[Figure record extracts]
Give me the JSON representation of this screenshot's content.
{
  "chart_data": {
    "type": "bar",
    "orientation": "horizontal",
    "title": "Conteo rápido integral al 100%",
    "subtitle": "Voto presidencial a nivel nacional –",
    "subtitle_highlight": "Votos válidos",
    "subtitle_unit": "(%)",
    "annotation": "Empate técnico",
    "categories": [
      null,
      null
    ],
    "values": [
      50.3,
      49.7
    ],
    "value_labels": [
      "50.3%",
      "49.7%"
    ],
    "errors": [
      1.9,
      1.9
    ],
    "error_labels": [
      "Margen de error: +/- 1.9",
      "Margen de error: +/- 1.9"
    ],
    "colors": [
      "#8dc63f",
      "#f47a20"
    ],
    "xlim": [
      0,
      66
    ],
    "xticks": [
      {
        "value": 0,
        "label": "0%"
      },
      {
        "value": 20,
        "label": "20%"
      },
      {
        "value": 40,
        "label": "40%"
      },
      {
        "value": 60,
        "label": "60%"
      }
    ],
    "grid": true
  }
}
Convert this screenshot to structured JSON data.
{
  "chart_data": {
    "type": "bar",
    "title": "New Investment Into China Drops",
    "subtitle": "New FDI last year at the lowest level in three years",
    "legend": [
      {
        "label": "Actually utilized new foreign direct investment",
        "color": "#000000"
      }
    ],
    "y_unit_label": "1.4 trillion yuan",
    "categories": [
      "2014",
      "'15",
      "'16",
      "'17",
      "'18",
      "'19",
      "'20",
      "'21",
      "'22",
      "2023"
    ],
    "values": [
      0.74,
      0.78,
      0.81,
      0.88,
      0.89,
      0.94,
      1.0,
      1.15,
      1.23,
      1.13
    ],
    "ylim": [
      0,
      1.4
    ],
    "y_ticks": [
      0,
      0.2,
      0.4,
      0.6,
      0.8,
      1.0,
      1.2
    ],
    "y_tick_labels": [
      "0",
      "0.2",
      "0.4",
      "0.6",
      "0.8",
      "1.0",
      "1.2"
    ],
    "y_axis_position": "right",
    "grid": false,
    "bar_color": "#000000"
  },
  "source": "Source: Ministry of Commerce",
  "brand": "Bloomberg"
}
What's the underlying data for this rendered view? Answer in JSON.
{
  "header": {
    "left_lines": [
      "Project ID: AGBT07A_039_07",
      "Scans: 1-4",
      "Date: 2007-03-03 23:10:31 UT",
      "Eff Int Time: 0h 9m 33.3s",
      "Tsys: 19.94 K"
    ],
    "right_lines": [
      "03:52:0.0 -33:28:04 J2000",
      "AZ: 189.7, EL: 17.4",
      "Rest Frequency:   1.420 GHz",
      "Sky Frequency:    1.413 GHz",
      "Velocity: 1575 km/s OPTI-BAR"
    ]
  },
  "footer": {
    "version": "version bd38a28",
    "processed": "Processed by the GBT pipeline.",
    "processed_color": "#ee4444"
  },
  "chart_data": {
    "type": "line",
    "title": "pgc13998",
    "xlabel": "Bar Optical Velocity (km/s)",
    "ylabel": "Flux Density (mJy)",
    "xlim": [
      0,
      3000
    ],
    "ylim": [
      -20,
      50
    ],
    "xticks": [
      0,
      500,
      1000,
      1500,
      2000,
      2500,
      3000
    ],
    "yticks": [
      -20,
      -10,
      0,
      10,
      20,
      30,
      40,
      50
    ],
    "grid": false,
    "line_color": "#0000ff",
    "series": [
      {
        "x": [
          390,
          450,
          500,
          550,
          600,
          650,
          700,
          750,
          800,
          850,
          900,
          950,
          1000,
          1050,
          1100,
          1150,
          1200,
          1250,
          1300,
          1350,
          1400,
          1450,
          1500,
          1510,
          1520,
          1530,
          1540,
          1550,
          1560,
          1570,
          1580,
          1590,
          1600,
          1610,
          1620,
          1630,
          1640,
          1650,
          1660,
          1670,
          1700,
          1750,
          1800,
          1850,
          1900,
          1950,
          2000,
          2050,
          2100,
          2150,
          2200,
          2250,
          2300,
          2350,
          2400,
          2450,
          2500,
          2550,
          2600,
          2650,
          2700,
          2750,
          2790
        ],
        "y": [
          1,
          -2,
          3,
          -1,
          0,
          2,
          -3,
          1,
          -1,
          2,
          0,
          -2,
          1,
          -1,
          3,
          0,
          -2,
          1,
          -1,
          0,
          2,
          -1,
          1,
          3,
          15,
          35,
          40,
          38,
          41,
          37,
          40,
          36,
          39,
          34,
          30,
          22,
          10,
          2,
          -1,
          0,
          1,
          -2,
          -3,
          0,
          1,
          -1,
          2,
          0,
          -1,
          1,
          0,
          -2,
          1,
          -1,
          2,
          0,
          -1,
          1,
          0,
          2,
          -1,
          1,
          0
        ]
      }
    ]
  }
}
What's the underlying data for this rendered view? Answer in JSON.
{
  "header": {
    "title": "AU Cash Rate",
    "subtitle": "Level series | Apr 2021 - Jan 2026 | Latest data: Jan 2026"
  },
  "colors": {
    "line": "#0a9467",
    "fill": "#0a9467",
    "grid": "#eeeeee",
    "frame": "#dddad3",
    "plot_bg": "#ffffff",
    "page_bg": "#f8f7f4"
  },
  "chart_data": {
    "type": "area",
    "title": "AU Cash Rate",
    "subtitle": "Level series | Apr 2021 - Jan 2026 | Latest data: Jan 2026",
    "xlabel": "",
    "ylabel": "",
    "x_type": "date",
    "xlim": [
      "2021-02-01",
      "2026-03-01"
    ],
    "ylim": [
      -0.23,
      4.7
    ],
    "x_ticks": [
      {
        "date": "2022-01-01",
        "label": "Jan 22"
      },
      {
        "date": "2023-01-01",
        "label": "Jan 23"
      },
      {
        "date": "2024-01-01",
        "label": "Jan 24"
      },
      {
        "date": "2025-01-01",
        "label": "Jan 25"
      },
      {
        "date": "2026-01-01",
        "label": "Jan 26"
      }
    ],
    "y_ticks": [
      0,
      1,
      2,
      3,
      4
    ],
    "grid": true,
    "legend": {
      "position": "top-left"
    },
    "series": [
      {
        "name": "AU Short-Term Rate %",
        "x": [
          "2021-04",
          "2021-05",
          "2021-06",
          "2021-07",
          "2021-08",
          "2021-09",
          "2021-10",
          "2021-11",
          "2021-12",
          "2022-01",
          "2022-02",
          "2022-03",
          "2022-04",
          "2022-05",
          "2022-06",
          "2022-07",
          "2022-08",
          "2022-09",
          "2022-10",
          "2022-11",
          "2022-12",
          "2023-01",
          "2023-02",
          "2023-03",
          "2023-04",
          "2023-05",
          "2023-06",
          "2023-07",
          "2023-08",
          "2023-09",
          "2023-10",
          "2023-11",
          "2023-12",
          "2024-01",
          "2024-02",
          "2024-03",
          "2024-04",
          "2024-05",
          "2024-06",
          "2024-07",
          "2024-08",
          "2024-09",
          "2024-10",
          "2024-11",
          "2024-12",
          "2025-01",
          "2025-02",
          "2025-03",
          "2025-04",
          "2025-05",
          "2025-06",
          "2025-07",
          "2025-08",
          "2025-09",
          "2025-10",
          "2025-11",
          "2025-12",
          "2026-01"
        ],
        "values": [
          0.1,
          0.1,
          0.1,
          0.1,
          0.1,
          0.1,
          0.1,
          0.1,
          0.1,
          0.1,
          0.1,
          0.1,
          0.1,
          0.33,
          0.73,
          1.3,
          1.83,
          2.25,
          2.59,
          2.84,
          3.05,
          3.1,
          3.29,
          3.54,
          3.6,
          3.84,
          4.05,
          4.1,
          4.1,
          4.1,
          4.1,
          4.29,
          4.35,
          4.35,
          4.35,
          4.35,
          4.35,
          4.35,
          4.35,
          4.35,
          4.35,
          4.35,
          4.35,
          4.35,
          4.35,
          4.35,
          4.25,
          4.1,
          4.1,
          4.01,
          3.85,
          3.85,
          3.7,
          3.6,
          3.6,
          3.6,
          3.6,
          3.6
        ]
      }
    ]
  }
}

TASK TO COMPLETE: Of all the lines above, how many contain the word "this"? Answer with only the number.

THE COMPLETED TASK: 4